------ Records for processing

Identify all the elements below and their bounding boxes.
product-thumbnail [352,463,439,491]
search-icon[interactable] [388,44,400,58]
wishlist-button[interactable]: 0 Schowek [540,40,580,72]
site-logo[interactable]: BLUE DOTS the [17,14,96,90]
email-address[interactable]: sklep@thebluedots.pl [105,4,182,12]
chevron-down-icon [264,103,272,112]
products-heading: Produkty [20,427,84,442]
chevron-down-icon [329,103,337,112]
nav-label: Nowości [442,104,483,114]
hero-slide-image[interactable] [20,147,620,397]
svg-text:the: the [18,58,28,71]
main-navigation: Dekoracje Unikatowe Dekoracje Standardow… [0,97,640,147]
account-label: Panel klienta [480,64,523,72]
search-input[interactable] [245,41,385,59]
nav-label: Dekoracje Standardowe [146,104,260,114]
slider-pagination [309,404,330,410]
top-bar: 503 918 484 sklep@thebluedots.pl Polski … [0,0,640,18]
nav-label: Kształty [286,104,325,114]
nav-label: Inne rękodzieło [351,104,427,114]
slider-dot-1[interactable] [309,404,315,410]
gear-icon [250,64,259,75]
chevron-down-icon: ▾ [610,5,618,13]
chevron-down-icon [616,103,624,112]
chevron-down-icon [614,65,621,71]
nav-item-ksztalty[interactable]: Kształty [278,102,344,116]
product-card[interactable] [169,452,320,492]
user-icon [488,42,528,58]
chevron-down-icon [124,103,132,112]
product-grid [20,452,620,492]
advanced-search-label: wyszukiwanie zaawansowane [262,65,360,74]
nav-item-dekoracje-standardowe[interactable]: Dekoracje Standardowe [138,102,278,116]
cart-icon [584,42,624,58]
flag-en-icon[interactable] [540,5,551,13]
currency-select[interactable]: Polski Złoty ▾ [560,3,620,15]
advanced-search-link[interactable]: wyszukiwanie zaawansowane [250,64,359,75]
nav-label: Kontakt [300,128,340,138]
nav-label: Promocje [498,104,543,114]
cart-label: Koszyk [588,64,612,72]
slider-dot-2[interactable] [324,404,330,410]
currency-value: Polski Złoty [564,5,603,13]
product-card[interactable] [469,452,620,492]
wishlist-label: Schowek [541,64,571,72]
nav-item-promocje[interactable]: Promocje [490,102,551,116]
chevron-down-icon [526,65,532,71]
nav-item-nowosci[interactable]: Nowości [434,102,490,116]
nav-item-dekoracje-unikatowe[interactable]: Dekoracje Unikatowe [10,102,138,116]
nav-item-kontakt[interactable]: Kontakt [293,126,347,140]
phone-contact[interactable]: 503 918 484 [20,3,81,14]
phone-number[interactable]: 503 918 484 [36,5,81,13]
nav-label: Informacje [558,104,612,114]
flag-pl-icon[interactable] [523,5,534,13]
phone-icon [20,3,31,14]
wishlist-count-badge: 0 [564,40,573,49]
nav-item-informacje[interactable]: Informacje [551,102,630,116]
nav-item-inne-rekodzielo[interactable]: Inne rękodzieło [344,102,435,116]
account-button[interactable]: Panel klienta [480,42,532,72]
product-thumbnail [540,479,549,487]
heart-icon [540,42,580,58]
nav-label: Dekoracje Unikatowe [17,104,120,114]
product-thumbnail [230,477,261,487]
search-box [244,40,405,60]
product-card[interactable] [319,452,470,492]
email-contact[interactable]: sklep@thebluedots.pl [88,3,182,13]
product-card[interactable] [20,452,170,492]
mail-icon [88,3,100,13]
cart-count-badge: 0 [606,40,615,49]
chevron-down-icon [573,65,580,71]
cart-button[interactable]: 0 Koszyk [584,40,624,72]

------------

Problem description:
Copy every line of the items above verbatim, with no changes.

Final result:
Identify all the elements below and their bounding boxes.
product-thumbnail [352,463,439,491]
search-icon[interactable] [388,44,400,58]
wishlist-button[interactable]: 0 Schowek [540,40,580,72]
site-logo[interactable]: BLUE DOTS the [17,14,96,90]
email-address[interactable]: sklep@thebluedots.pl [105,4,182,12]
chevron-down-icon [264,103,272,112]
products-heading: Produkty [20,427,84,442]
chevron-down-icon [329,103,337,112]
nav-label: Nowości [442,104,483,114]
hero-slide-image[interactable] [20,147,620,397]
svg-text:the: the [18,58,28,71]
main-navigation: Dekoracje Unikatowe Dekoracje Standardow… [0,97,640,147]
account-label: Panel klienta [480,64,523,72]
search-input[interactable] [245,41,385,59]
nav-label: Dekoracje Standardowe [146,104,260,114]
slider-pagination [309,404,330,410]
top-bar: 503 918 484 sklep@thebluedots.pl Polski … [0,0,640,18]
nav-label: Kształty [286,104,325,114]
nav-label: Inne rękodzieło [351,104,427,114]
slider-dot-1[interactable] [309,404,315,410]
gear-icon [250,64,259,75]
chevron-down-icon: ▾ [610,5,618,13]
chevron-down-icon [616,103,624,112]
chevron-down-icon [614,65,621,71]
nav-item-ksztalty[interactable]: Kształty [278,102,344,116]
product-card[interactable] [169,452,320,492]
user-icon [488,42,528,58]
chevron-down-icon [124,103,132,112]
product-grid [20,452,620,492]
advanced-search-label: wyszukiwanie zaawansowane [262,65,360,74]
nav-item-dekoracje-standardowe[interactable]: Dekoracje Standardowe [138,102,278,116]
cart-icon [584,42,624,58]
flag-en-icon[interactable] [540,5,551,13]
currency-select[interactable]: Polski Złoty ▾ [560,3,620,15]
advanced-search-link[interactable]: wyszukiwanie zaawansowane [250,64,359,75]
nav-label: Kontakt [300,128,340,138]
nav-label: Promocje [498,104,543,114]
cart-label: Koszyk [588,64,612,72]
slider-dot-2[interactable] [324,404,330,410]
currency-value: Polski Złoty [564,5,603,13]
product-card[interactable] [469,452,620,492]
wishlist-label: Schowek [541,64,571,72]
nav-item-promocje[interactable]: Promocje [490,102,551,116]
chevron-down-icon [526,65,532,71]
nav-item-nowosci[interactable]: Nowości [434,102,490,116]
nav-item-dekoracje-unikatowe[interactable]: Dekoracje Unikatowe [10,102,138,116]
nav-item-kontakt[interactable]: Kontakt [293,126,347,140]
phone-contact[interactable]: 503 918 484 [20,3,81,14]
phone-number[interactable]: 503 918 484 [36,5,81,13]
nav-label: Informacje [558,104,612,114]
flag-pl-icon[interactable] [523,5,534,13]
phone-icon [20,3,31,14]
wishlist-count-badge: 0 [564,40,573,49]
nav-item-informacje[interactable]: Informacje [551,102,630,116]
nav-item-inne-rekodzielo[interactable]: Inne rękodzieło [344,102,435,116]
account-button[interactable]: Panel klienta [480,42,532,72]
product-thumbnail [540,479,549,487]
heart-icon [540,42,580,58]
nav-label: Dekoracje Unikatowe [17,104,120,114]
product-thumbnail [230,477,261,487]
search-box [244,40,405,60]
product-card[interactable] [319,452,470,492]
email-contact[interactable]: sklep@thebluedots.pl [88,3,182,13]
product-card[interactable] [20,452,170,492]
mail-icon [88,3,100,13]
cart-count-badge: 0 [606,40,615,49]
chevron-down-icon [573,65,580,71]
cart-button[interactable]: 0 Koszyk [584,40,624,72]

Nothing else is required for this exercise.